**Objective**
What is needed is an exact copy of the entries below, from the line that contains "Read all visible content and emit it as JSON." through the final line, both included, and nothing else.

**Records for the exercise**
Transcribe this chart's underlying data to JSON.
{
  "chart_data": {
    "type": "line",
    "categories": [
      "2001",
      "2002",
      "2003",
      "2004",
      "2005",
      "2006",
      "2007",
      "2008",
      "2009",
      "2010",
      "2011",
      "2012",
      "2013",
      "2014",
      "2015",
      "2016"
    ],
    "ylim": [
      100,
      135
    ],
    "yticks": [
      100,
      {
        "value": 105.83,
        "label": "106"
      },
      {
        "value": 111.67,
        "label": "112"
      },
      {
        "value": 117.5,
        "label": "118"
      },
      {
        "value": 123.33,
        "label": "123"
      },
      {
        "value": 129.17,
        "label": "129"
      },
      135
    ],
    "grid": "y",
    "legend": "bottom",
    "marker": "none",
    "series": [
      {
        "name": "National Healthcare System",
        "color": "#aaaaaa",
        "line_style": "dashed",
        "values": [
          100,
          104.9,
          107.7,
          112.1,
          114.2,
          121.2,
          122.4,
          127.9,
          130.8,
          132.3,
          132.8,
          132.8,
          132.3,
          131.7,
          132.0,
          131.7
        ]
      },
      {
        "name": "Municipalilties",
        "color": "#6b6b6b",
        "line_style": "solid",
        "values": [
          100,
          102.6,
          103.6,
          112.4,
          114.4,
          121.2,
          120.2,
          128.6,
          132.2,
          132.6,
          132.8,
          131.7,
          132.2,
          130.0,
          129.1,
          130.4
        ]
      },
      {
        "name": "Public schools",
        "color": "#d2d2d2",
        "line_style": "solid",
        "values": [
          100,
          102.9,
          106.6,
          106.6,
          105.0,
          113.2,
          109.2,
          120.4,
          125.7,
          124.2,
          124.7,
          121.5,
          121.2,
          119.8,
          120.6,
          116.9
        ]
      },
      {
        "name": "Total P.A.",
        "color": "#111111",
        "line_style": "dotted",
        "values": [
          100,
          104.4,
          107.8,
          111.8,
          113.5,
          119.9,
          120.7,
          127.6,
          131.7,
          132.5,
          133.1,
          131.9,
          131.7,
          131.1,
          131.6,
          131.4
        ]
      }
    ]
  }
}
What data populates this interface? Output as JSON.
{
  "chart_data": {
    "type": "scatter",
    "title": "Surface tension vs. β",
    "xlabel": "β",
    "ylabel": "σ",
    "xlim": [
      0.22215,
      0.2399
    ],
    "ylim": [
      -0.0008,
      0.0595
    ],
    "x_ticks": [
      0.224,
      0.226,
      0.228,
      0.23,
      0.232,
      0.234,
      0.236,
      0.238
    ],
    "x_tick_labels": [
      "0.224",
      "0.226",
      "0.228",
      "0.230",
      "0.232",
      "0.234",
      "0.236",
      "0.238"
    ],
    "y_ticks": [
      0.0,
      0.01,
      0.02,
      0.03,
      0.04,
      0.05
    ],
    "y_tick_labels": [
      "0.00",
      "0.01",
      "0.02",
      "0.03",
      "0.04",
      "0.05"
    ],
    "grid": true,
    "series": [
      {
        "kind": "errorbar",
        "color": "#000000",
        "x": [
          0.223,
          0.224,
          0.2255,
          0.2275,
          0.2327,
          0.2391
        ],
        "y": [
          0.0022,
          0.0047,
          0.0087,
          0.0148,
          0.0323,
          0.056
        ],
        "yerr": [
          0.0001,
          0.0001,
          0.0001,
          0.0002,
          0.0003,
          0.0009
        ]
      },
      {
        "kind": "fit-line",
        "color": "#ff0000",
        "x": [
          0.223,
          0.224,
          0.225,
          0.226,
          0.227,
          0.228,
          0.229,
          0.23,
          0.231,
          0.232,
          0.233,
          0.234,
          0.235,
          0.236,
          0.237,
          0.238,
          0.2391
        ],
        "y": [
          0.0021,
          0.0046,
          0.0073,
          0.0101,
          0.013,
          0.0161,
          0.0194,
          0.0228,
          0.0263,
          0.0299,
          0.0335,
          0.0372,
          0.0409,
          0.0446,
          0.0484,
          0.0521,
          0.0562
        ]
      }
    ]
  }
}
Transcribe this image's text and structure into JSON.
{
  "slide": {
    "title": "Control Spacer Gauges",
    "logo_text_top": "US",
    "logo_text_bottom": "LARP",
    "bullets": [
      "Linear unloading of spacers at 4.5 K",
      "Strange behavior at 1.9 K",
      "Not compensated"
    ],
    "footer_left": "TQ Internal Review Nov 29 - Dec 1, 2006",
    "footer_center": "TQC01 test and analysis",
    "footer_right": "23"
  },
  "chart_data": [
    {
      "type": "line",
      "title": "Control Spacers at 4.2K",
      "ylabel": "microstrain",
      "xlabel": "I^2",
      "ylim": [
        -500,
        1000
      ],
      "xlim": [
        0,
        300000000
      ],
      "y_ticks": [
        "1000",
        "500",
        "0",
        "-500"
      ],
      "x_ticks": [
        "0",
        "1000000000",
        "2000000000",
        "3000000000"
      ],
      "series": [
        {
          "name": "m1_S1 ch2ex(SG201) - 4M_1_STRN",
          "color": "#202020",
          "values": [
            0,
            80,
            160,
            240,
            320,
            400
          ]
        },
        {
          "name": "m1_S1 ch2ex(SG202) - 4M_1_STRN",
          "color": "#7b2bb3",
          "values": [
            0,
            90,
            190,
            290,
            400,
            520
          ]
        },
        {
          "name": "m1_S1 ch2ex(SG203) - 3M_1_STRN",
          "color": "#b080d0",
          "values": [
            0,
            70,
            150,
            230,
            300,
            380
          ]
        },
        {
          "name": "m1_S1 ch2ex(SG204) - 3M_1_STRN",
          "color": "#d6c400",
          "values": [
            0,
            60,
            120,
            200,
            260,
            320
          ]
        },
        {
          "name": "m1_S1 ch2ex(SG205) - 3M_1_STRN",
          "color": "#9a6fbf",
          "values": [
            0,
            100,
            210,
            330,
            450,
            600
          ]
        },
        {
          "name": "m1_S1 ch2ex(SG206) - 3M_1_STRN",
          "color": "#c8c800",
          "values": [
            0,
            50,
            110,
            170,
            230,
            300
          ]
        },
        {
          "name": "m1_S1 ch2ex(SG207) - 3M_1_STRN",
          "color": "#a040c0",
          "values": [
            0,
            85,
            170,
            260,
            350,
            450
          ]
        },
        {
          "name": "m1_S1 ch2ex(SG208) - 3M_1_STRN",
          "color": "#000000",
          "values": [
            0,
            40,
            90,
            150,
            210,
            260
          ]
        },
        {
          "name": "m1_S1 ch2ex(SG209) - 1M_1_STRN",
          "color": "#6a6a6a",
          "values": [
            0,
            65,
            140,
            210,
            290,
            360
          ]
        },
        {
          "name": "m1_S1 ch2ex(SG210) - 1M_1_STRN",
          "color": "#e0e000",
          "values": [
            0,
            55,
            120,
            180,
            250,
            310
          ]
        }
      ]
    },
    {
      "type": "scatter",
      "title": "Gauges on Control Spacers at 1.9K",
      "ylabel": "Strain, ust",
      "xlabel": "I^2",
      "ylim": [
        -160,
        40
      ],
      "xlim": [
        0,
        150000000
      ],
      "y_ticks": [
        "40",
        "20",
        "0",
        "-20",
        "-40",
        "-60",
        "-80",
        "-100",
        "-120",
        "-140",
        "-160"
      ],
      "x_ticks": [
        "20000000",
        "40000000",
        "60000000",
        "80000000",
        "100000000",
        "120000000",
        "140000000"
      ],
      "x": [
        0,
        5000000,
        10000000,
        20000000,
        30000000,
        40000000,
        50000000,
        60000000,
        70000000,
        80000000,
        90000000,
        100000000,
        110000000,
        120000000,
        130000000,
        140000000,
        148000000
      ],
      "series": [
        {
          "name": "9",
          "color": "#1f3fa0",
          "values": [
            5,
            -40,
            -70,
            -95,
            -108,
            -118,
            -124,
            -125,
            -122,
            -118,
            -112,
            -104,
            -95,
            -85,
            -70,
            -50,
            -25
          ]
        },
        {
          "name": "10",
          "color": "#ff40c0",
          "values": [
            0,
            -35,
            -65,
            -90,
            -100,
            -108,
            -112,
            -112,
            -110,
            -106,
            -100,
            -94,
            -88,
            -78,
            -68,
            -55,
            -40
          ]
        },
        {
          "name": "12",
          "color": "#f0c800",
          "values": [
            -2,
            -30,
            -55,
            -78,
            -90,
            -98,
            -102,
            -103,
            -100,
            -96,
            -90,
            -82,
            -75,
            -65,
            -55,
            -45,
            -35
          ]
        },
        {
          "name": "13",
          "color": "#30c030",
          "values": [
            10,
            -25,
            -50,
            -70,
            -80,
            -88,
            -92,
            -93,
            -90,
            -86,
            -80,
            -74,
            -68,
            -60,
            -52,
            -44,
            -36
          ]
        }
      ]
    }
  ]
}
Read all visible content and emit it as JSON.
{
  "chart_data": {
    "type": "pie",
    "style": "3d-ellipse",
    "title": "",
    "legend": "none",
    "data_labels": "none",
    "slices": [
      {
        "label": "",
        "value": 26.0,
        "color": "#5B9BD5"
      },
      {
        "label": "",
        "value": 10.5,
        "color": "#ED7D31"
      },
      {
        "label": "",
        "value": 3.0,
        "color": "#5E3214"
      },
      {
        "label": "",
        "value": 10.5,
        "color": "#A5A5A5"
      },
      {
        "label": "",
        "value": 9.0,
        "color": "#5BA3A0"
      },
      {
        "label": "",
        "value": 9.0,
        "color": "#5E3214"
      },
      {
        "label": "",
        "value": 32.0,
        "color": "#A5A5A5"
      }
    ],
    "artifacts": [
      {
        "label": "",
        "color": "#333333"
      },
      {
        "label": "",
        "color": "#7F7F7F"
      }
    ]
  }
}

**Finished task**
Read all visible content and emit it as JSON.
{
  "chart_data": {
    "type": "pie",
    "style": "3d-ellipse",
    "title": "",
    "legend": "none",
    "data_labels": "none",
    "slices": [
      {
        "label": "",
        "value": 26.0,
        "color": "#5B9BD5"
      },
      {
        "label": "",
        "value": 10.5,
        "color": "#ED7D31"
      },
      {
        "label": "",
        "value": 3.0,
        "color": "#5E3214"
      },
      {
        "label": "",
        "value": 10.5,
        "color": "#A5A5A5"
      },
      {
        "label": "",
        "value": 9.0,
        "color": "#5BA3A0"
      },
      {
        "label": "",
        "value": 9.0,
        "color": "#5E3214"
      },
      {
        "label": "",
        "value": 32.0,
        "color": "#A5A5A5"
      }
    ],
    "artifacts": [
      {
        "label": "",
        "color": "#333333"
      },
      {
        "label": "",
        "color": "#7F7F7F"
      }
    ]
  }
}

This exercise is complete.